What is asked = Print each line exactly as it is given.

Provided data =
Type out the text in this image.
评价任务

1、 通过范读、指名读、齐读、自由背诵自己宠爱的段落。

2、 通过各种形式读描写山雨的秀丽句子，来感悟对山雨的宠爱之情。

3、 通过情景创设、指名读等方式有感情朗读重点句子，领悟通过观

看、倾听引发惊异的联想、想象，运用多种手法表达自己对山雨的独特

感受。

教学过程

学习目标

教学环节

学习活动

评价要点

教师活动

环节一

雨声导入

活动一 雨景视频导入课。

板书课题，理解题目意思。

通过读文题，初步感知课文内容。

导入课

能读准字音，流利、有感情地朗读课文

Worked solution =
Type out the text in this image.
评价任务

1、 通过范读、指名读、齐读、自由背诵自己宠爱的段落。

2、 通过各种形式读描写山雨的秀丽句子，来感悟对山雨的宠爱之情。

3、 通过情景创设、指名读等方式有感情朗读重点句子，领悟通过观

看、倾听引发惊异的联想、想象，运用多种手法表达自己对山雨的独特

感受。

教学过程

学习目标

教学环节

学习活动

评价要点

教师活动

环节一

雨声导入

活动一 雨景视频导入课。

板书课题，理解题目意思。

通过读文题，初步感知课文内容。

导入课

能读准字音，流利、有感情地朗读课文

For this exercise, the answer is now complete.